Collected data
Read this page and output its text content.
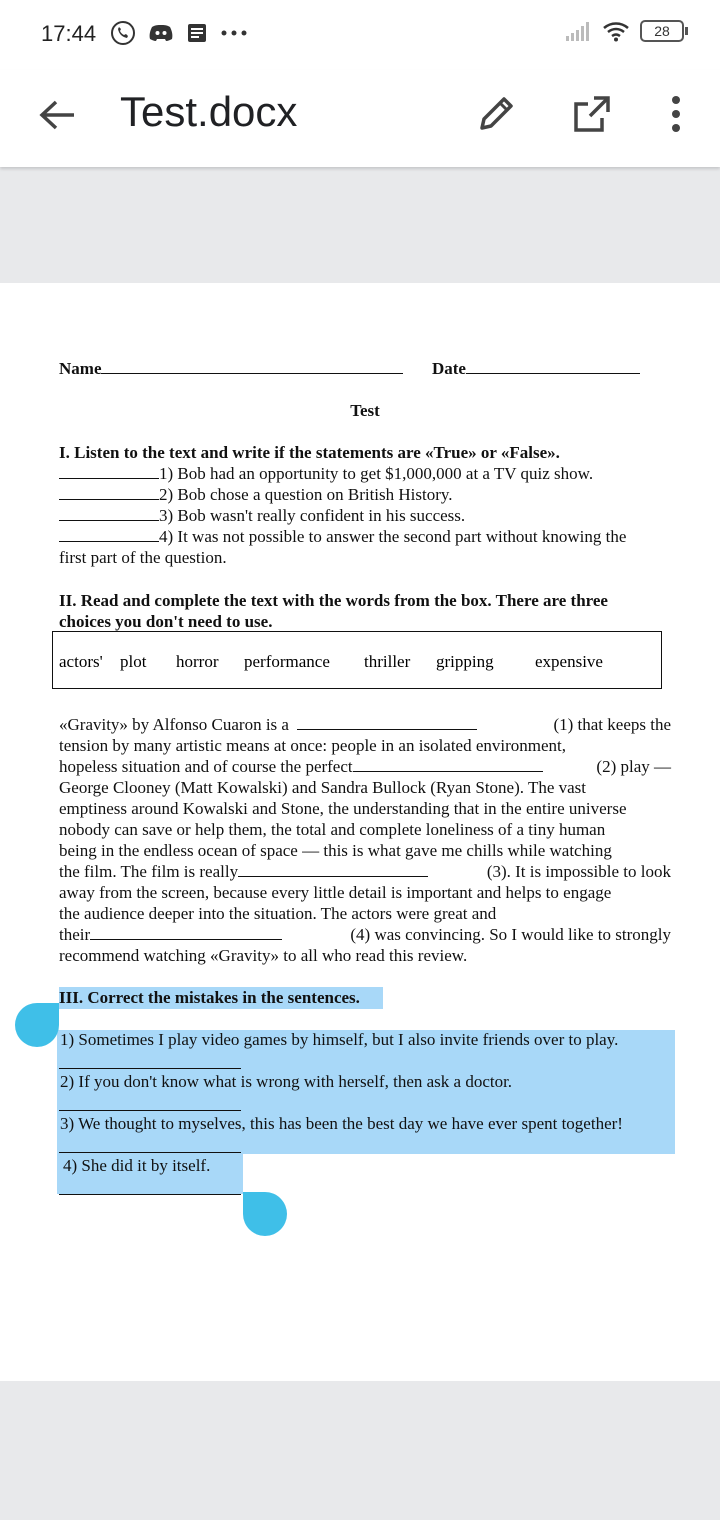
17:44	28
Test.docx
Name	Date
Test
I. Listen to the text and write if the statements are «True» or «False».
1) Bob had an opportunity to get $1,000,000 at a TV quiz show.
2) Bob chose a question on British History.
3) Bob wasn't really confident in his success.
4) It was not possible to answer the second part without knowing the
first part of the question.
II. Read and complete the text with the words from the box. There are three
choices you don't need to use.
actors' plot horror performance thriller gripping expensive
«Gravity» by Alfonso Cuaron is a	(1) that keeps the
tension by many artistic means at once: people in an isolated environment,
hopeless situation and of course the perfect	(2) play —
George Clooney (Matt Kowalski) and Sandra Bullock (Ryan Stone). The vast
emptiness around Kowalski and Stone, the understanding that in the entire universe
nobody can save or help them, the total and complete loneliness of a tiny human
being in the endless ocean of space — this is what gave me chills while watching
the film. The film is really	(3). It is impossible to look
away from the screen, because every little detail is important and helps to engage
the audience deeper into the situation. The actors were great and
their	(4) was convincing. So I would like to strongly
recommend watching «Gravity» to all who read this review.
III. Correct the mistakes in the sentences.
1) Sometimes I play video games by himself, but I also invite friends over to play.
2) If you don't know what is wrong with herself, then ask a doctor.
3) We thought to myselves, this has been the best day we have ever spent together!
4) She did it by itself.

> _Written problem_: Repeat all the records above exactly, leaving out any pictures.

> _Written answer_:
Read this page and output its text content.
17:44	28
Test.docx
Name	Date
Test
I. Listen to the text and write if the statements are «True» or «False».
1) Bob had an opportunity to get $1,000,000 at a TV quiz show.
2) Bob chose a question on British History.
3) Bob wasn't really confident in his success.
4) It was not possible to answer the second part without knowing the
first part of the question.
II. Read and complete the text with the words from the box. There are three
choices you don't need to use.
actors' plot horror performance thriller gripping expensive
«Gravity» by Alfonso Cuaron is a	(1) that keeps the
tension by many artistic means at once: people in an isolated environment,
hopeless situation and of course the perfect	(2) play —
George Clooney (Matt Kowalski) and Sandra Bullock (Ryan Stone). The vast
emptiness around Kowalski and Stone, the understanding that in the entire universe
nobody can save or help them, the total and complete loneliness of a tiny human
being in the endless ocean of space — this is what gave me chills while watching
the film. The film is really	(3). It is impossible to look
away from the screen, because every little detail is important and helps to engage
the audience deeper into the situation. The actors were great and
their	(4) was convincing. So I would like to strongly
recommend watching «Gravity» to all who read this review.
III. Correct the mistakes in the sentences.
1) Sometimes I play video games by himself, but I also invite friends over to play.
2) If you don't know what is wrong with herself, then ask a doctor.
3) We thought to myselves, this has been the best day we have ever spent together!
4) She did it by itself.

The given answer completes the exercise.